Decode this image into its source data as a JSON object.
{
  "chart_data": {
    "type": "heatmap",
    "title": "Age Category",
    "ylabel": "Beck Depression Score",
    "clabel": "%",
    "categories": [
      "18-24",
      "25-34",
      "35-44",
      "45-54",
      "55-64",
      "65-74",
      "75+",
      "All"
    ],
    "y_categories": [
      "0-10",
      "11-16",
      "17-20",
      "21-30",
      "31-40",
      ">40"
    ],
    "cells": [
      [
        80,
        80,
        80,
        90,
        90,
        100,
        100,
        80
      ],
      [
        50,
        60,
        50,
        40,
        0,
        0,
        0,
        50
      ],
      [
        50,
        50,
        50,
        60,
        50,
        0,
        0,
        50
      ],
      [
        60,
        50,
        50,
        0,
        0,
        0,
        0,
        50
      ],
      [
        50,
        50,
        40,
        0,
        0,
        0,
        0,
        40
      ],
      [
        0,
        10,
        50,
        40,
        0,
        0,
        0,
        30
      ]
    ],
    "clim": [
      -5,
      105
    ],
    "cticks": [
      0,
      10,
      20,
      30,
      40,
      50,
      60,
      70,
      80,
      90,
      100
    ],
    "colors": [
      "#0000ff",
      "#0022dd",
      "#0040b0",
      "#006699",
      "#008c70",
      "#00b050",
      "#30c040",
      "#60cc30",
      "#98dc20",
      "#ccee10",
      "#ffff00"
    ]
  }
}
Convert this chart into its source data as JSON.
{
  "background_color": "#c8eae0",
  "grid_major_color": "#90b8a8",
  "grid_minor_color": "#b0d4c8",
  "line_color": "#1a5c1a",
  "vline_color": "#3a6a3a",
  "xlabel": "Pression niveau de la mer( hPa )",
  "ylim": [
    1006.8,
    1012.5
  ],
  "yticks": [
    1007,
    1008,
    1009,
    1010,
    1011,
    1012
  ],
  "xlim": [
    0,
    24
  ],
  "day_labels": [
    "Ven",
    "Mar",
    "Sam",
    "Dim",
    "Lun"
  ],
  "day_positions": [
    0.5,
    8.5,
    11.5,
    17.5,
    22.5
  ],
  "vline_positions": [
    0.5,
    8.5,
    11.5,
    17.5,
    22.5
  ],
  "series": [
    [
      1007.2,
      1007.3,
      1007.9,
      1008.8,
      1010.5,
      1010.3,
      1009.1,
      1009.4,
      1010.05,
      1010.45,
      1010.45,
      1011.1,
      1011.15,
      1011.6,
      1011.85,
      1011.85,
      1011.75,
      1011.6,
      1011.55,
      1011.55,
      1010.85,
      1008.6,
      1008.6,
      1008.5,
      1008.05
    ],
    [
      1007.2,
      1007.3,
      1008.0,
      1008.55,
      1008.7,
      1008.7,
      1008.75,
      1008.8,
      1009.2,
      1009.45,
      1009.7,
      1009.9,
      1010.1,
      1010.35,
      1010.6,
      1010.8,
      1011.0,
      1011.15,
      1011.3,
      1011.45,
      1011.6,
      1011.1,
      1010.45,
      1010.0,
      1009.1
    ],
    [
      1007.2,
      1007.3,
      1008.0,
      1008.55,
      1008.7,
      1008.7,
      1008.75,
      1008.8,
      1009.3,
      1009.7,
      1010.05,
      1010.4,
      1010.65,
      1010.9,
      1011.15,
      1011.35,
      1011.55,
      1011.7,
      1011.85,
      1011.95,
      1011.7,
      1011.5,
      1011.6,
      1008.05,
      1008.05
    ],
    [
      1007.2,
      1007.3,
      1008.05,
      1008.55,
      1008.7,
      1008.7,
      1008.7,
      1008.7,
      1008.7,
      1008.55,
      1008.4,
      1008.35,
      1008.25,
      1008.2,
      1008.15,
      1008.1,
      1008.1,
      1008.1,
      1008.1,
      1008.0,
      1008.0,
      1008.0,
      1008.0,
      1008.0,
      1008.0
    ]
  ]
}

****************

What is expected:
Type out the full listing again, exactly as given.

The completed task:
Decode this image into its source data as a JSON object.
{
  "chart_data": {
    "type": "heatmap",
    "title": "Age Category",
    "ylabel": "Beck Depression Score",
    "clabel": "%",
    "categories": [
      "18-24",
      "25-34",
      "35-44",
      "45-54",
      "55-64",
      "65-74",
      "75+",
      "All"
    ],
    "y_categories": [
      "0-10",
      "11-16",
      "17-20",
      "21-30",
      "31-40",
      ">40"
    ],
    "cells": [
      [
        80,
        80,
        80,
        90,
        90,
        100,
        100,
        80
      ],
      [
        50,
        60,
        50,
        40,
        0,
        0,
        0,
        50
      ],
      [
        50,
        50,
        50,
        60,
        50,
        0,
        0,
        50
      ],
      [
        60,
        50,
        50,
        0,
        0,
        0,
        0,
        50
      ],
      [
        50,
        50,
        40,
        0,
        0,
        0,
        0,
        40
      ],
      [
        0,
        10,
        50,
        40,
        0,
        0,
        0,
        30
      ]
    ],
    "clim": [
      -5,
      105
    ],
    "cticks": [
      0,
      10,
      20,
      30,
      40,
      50,
      60,
      70,
      80,
      90,
      100
    ],
    "colors": [
      "#0000ff",
      "#0022dd",
      "#0040b0",
      "#006699",
      "#008c70",
      "#00b050",
      "#30c040",
      "#60cc30",
      "#98dc20",
      "#ccee10",
      "#ffff00"
    ]
  }
}
Convert this chart into its source data as JSON.
{
  "background_color": "#c8eae0",
  "grid_major_color": "#90b8a8",
  "grid_minor_color": "#b0d4c8",
  "line_color": "#1a5c1a",
  "vline_color": "#3a6a3a",
  "xlabel": "Pression niveau de la mer( hPa )",
  "ylim": [
    1006.8,
    1012.5
  ],
  "yticks": [
    1007,
    1008,
    1009,
    1010,
    1011,
    1012
  ],
  "xlim": [
    0,
    24
  ],
  "day_labels": [
    "Ven",
    "Mar",
    "Sam",
    "Dim",
    "Lun"
  ],
  "day_positions": [
    0.5,
    8.5,
    11.5,
    17.5,
    22.5
  ],
  "vline_positions": [
    0.5,
    8.5,
    11.5,
    17.5,
    22.5
  ],
  "series": [
    [
      1007.2,
      1007.3,
      1007.9,
      1008.8,
      1010.5,
      1010.3,
      1009.1,
      1009.4,
      1010.05,
      1010.45,
      1010.45,
      1011.1,
      1011.15,
      1011.6,
      1011.85,
      1011.85,
      1011.75,
      1011.6,
      1011.55,
      1011.55,
      1010.85,
      1008.6,
      1008.6,
      1008.5,
      1008.05
    ],
    [
      1007.2,
      1007.3,
      1008.0,
      1008.55,
      1008.7,
      1008.7,
      1008.75,
      1008.8,
      1009.2,
      1009.45,
      1009.7,
      1009.9,
      1010.1,
      1010.35,
      1010.6,
      1010.8,
      1011.0,
      1011.15,
      1011.3,
      1011.45,
      1011.6,
      1011.1,
      1010.45,
      1010.0,
      1009.1
    ],
    [
      1007.2,
      1007.3,
      1008.0,
      1008.55,
      1008.7,
      1008.7,
      1008.75,
      1008.8,
      1009.3,
      1009.7,
      1010.05,
      1010.4,
      1010.65,
      1010.9,
      1011.15,
      1011.35,
      1011.55,
      1011.7,
      1011.85,
      1011.95,
      1011.7,
      1011.5,
      1011.6,
      1008.05,
      1008.05
    ],
    [
      1007.2,
      1007.3,
      1008.05,
      1008.55,
      1008.7,
      1008.7,
      1008.7,
      1008.7,
      1008.7,
      1008.55,
      1008.4,
      1008.35,
      1008.25,
      1008.2,
      1008.15,
      1008.1,
      1008.1,
      1008.1,
      1008.1,
      1008.0,
      1008.0,
      1008.0,
      1008.0,
      1008.0,
      1008.0
    ]
  ]
}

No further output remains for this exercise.